Tasks for this exercise
**1)** Using the interview about the label's first physical release, answer these:
(a) Over which years does the speaker say the label achieved things they are proud of?
(b) How many copies was the original CDR of the Nest EP limited to?
(c) In what year were the pieces in the second half of the album written?
**2)** List every distinct year mentioned in the interview about the label's first physical release.

___ Extracted text

Although the music 'industry' and how people interact with music is changing a lot, it still felt like the label could only go so far operating as a non-profit venture. Not only is it very difficult to get noticed by press without physical albums, it's also difficult to attract artists who've already made a name for themselves through more mainstream avenues. In making this change I hope to make the label known to a wider audience.


Does it feel as though you're making a fresh start with the label?

To me it feels a lot like a fresh start, it's not so much that I've wiped the slate clean – I'm proud of what we achieved from 2005 to 2009 - but I felt in order to take things up a notch, things needed to change quite considerably. I have a different agenda now than I had when I started Serein; the label had reached the point where it had to become commercially viable in order that I could justify the time I was putting into it.


Why did you decide upon the material of „Retold“ for your first physical release?

I hadn't considered any music other than Nest for the first physical release, it was the most sensible choice for a number of reasons. The Nest EP was our most popular release with over  20,000 downloads served over two years, and it had only been available physically as a CDR limited to 50 copies. My thinking was that if anything could get us off to a good start, that material could do it. I wanted to give those tracks a 'proper' release, tastefully presented and packaged. Initially the release was planned as a reissue, but the more Otto and I spoke about it, the more we felt we could easily double the length again. We started writing new material right away.


In which way do the EP-pieces correspond to the rest of the album?

The first six tracks on the album were those originally released on the Nest EP in 2007. The pieces making up the second half of the album were all written in 2009. Although there was quite a long gap between the composition of the opening and closing tracks, the continuation felt very natural to us. We keep all of our unfinished material, so there were sketches and ideas we were able to go to back from that time with fresh ears and new motivation.


What, do you feel, did Donal's master add to the album from a musical perspective?

______
___ Data extract

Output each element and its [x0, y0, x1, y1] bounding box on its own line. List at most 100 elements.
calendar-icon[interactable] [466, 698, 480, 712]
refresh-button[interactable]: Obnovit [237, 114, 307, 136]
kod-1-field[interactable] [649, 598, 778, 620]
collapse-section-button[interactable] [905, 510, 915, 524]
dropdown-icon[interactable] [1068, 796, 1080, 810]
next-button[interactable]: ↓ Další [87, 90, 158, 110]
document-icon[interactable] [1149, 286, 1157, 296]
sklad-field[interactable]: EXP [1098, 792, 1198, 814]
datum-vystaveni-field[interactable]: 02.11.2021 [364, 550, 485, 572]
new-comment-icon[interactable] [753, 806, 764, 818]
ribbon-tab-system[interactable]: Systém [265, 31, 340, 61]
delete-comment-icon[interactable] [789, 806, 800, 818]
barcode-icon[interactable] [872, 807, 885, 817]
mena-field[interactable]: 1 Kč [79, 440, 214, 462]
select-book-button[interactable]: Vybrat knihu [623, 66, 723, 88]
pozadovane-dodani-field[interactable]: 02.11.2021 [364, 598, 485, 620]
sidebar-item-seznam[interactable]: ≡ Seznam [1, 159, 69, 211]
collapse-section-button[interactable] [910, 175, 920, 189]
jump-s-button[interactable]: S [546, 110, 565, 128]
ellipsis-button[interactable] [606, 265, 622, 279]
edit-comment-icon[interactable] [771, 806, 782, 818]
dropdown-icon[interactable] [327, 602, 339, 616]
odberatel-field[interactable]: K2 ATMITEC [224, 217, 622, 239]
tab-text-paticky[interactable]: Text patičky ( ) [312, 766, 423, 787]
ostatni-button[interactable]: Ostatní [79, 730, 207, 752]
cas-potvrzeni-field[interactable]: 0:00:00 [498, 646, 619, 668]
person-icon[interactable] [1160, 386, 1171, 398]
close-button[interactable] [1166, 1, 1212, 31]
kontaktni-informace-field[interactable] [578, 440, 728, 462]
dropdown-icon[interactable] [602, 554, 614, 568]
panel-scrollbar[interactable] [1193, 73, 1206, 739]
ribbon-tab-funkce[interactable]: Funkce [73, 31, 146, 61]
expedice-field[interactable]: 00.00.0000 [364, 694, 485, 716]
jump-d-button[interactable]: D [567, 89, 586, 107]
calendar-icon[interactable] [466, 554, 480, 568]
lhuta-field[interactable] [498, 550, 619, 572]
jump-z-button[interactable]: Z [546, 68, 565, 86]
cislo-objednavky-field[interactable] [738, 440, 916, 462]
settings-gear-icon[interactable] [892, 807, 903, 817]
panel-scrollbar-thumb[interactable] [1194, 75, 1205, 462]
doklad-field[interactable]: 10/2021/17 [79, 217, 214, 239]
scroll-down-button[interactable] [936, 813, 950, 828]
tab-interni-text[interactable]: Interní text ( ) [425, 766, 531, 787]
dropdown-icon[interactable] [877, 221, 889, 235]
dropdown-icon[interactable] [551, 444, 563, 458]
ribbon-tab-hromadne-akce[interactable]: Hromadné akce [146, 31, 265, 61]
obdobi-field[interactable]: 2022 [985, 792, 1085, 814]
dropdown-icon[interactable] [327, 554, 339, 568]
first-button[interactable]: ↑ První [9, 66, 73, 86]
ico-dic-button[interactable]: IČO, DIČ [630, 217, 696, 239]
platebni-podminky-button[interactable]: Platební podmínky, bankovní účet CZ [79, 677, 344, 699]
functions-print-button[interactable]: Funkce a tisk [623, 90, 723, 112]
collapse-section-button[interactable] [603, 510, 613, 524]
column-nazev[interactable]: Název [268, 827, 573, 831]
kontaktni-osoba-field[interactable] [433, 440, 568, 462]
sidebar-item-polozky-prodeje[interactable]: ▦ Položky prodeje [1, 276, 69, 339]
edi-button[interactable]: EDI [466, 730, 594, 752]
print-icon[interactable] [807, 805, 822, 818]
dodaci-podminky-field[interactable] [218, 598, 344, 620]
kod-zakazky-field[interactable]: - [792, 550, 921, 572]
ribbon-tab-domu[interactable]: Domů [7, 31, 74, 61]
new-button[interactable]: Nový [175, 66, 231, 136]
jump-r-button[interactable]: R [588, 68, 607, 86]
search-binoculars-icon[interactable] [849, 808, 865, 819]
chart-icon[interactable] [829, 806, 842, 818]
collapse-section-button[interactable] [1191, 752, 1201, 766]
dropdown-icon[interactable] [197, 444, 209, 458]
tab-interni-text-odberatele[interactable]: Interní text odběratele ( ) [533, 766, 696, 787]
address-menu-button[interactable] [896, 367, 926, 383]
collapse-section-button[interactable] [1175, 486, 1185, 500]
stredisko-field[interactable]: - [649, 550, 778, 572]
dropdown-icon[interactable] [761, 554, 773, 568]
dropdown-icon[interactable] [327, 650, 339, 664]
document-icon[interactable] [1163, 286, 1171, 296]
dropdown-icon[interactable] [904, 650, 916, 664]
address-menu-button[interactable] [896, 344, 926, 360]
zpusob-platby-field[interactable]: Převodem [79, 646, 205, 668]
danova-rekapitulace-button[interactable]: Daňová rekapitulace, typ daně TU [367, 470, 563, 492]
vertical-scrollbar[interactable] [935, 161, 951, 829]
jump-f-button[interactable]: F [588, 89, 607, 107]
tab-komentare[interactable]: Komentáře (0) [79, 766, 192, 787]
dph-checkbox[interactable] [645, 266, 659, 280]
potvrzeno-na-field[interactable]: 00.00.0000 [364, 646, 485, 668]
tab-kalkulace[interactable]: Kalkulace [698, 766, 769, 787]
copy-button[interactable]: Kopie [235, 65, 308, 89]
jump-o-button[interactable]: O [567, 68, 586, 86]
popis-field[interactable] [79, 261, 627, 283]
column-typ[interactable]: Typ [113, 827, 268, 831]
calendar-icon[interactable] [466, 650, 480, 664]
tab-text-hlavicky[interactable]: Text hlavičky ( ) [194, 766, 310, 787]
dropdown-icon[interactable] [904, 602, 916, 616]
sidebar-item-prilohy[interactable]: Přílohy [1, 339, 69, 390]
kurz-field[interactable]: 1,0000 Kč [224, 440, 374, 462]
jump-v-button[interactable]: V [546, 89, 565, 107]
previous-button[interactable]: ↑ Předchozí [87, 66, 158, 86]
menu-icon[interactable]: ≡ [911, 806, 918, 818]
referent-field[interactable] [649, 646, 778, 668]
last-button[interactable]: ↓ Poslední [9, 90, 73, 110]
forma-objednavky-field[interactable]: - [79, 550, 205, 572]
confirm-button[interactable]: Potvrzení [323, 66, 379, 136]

______

Response list
**1)**
(a) From 2005 to 2009.
(b) 50 copies.
(c) 2009.

**2)** 2005, 2007, 2009